TASK OBJECTIVE
Below is a block of data; give all of it again word for word.

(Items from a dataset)
================================

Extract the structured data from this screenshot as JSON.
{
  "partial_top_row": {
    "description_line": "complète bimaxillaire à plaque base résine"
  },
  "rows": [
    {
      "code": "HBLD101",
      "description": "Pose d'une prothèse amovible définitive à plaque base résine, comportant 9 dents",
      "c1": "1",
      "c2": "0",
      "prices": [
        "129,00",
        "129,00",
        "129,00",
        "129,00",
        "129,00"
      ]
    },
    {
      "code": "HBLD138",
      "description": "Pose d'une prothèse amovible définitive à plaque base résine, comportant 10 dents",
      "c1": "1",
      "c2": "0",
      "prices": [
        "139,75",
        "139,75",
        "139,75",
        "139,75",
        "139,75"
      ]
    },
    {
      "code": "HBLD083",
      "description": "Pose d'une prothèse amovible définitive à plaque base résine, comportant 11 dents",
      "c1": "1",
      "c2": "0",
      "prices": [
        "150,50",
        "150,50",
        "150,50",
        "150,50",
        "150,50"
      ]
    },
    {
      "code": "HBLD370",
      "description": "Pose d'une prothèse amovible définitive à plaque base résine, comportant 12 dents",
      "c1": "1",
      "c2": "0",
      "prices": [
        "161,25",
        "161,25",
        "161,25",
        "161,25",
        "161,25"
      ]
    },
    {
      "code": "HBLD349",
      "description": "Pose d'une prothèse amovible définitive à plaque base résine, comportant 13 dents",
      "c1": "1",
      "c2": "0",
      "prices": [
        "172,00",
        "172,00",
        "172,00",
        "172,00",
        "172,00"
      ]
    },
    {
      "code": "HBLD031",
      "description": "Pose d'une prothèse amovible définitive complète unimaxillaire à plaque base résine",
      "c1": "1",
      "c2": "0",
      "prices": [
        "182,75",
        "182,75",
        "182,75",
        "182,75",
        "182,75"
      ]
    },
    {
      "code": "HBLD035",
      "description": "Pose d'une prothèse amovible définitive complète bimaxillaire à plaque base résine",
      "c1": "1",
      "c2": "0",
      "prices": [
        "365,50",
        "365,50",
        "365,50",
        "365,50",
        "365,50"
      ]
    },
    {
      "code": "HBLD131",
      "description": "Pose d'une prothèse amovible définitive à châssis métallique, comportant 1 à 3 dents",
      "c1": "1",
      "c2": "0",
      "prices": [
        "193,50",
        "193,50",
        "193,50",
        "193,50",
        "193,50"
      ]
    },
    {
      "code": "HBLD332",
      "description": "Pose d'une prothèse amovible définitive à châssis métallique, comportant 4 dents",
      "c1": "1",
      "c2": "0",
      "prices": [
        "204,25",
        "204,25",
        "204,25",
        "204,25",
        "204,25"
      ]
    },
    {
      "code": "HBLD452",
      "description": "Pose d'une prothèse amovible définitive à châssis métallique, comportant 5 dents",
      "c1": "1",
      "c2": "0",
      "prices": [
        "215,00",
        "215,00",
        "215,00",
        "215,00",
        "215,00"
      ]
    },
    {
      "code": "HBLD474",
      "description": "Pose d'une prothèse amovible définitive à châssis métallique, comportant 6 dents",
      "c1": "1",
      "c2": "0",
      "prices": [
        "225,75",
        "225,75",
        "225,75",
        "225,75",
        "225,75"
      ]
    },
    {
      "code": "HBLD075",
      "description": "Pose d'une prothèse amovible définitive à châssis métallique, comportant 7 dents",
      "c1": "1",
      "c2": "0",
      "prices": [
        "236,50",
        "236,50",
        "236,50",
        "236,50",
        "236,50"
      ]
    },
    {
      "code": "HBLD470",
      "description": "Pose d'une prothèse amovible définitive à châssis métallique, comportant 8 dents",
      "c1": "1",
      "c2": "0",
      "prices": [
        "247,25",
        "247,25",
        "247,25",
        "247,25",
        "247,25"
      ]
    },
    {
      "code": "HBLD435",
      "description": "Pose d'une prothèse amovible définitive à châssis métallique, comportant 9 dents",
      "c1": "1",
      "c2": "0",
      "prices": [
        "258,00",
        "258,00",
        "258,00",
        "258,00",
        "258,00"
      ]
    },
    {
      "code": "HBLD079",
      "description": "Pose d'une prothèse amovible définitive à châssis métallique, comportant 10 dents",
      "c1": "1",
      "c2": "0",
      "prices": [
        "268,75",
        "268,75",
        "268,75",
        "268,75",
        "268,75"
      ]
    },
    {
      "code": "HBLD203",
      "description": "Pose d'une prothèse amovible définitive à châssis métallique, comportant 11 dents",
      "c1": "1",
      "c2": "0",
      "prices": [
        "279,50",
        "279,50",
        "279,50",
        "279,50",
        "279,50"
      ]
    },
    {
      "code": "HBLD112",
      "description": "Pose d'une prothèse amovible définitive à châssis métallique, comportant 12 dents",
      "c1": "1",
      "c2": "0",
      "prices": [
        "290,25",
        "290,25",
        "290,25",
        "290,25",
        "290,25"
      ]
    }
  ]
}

================================

RESULT OF THIS EXERCISE
Extract the structured data from this screenshot as JSON.
{
  "partial_top_row": {
    "description_line": "complète bimaxillaire à plaque base résine"
  },
  "rows": [
    {
      "code": "HBLD101",
      "description": "Pose d'une prothèse amovible définitive à plaque base résine, comportant 9 dents",
      "c1": "1",
      "c2": "0",
      "prices": [
        "129,00",
        "129,00",
        "129,00",
        "129,00",
        "129,00"
      ]
    },
    {
      "code": "HBLD138",
      "description": "Pose d'une prothèse amovible définitive à plaque base résine, comportant 10 dents",
      "c1": "1",
      "c2": "0",
      "prices": [
        "139,75",
        "139,75",
        "139,75",
        "139,75",
        "139,75"
      ]
    },
    {
      "code": "HBLD083",
      "description": "Pose d'une prothèse amovible définitive à plaque base résine, comportant 11 dents",
      "c1": "1",
      "c2": "0",
      "prices": [
        "150,50",
        "150,50",
        "150,50",
        "150,50",
        "150,50"
      ]
    },
    {
      "code": "HBLD370",
      "description": "Pose d'une prothèse amovible définitive à plaque base résine, comportant 12 dents",
      "c1": "1",
      "c2": "0",
      "prices": [
        "161,25",
        "161,25",
        "161,25",
        "161,25",
        "161,25"
      ]
    },
    {
      "code": "HBLD349",
      "description": "Pose d'une prothèse amovible définitive à plaque base résine, comportant 13 dents",
      "c1": "1",
      "c2": "0",
      "prices": [
        "172,00",
        "172,00",
        "172,00",
        "172,00",
        "172,00"
      ]
    },
    {
      "code": "HBLD031",
      "description": "Pose d'une prothèse amovible définitive complète unimaxillaire à plaque base résine",
      "c1": "1",
      "c2": "0",
      "prices": [
        "182,75",
        "182,75",
        "182,75",
        "182,75",
        "182,75"
      ]
    },
    {
      "code": "HBLD035",
      "description": "Pose d'une prothèse amovible définitive complète bimaxillaire à plaque base résine",
      "c1": "1",
      "c2": "0",
      "prices": [
        "365,50",
        "365,50",
        "365,50",
        "365,50",
        "365,50"
      ]
    },
    {
      "code": "HBLD131",
      "description": "Pose d'une prothèse amovible définitive à châssis métallique, comportant 1 à 3 dents",
      "c1": "1",
      "c2": "0",
      "prices": [
        "193,50",
        "193,50",
        "193,50",
        "193,50",
        "193,50"
      ]
    },
    {
      "code": "HBLD332",
      "description": "Pose d'une prothèse amovible définitive à châssis métallique, comportant 4 dents",
      "c1": "1",
      "c2": "0",
      "prices": [
        "204,25",
        "204,25",
        "204,25",
        "204,25",
        "204,25"
      ]
    },
    {
      "code": "HBLD452",
      "description": "Pose d'une prothèse amovible définitive à châssis métallique, comportant 5 dents",
      "c1": "1",
      "c2": "0",
      "prices": [
        "215,00",
        "215,00",
        "215,00",
        "215,00",
        "215,00"
      ]
    },
    {
      "code": "HBLD474",
      "description": "Pose d'une prothèse amovible définitive à châssis métallique, comportant 6 dents",
      "c1": "1",
      "c2": "0",
      "prices": [
        "225,75",
        "225,75",
        "225,75",
        "225,75",
        "225,75"
      ]
    },
    {
      "code": "HBLD075",
      "description": "Pose d'une prothèse amovible définitive à châssis métallique, comportant 7 dents",
      "c1": "1",
      "c2": "0",
      "prices": [
        "236,50",
        "236,50",
        "236,50",
        "236,50",
        "236,50"
      ]
    },
    {
      "code": "HBLD470",
      "description": "Pose d'une prothèse amovible définitive à châssis métallique, comportant 8 dents",
      "c1": "1",
      "c2": "0",
      "prices": [
        "247,25",
        "247,25",
        "247,25",
        "247,25",
        "247,25"
      ]
    },
    {
      "code": "HBLD435",
      "description": "Pose d'une prothèse amovible définitive à châssis métallique, comportant 9 dents",
      "c1": "1",
      "c2": "0",
      "prices": [
        "258,00",
        "258,00",
        "258,00",
        "258,00",
        "258,00"
      ]
    },
    {
      "code": "HBLD079",
      "description": "Pose d'une prothèse amovible définitive à châssis métallique, comportant 10 dents",
      "c1": "1",
      "c2": "0",
      "prices": [
        "268,75",
        "268,75",
        "268,75",
        "268,75",
        "268,75"
      ]
    },
    {
      "code": "HBLD203",
      "description": "Pose d'une prothèse amovible définitive à châssis métallique, comportant 11 dents",
      "c1": "1",
      "c2": "0",
      "prices": [
        "279,50",
        "279,50",
        "279,50",
        "279,50",
        "279,50"
      ]
    },
    {
      "code": "HBLD112",
      "description": "Pose d'une prothèse amovible définitive à châssis métallique, comportant 12 dents",
      "c1": "1",
      "c2": "0",
      "prices": [
        "290,25",
        "290,25",
        "290,25",
        "290,25",
        "290,25"
      ]
    }
  ]
}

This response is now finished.